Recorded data
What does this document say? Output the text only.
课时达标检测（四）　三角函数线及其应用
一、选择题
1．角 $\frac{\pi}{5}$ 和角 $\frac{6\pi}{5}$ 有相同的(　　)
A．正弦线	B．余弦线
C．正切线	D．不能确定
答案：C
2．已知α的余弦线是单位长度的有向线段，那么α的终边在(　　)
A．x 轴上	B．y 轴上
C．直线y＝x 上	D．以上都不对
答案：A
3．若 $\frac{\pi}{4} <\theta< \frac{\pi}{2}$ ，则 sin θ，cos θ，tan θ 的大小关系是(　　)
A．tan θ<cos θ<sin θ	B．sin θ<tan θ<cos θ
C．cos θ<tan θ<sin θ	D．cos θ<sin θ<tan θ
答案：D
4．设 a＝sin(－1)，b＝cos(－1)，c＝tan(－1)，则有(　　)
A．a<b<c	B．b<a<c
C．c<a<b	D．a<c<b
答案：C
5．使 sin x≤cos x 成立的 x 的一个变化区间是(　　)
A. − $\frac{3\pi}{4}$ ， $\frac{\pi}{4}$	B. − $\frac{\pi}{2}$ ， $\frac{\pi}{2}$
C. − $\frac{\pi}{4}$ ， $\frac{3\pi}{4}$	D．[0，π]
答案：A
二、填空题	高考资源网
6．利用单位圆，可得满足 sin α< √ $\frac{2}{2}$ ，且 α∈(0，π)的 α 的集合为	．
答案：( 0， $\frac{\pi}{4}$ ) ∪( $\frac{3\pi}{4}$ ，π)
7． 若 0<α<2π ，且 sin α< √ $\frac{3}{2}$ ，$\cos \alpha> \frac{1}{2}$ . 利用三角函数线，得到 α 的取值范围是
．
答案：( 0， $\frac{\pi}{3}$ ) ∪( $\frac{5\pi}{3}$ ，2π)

EXERCISE
Check each line of the listing above for the string "frac", then report only how many lines have it.

RESPONSE BELOW
8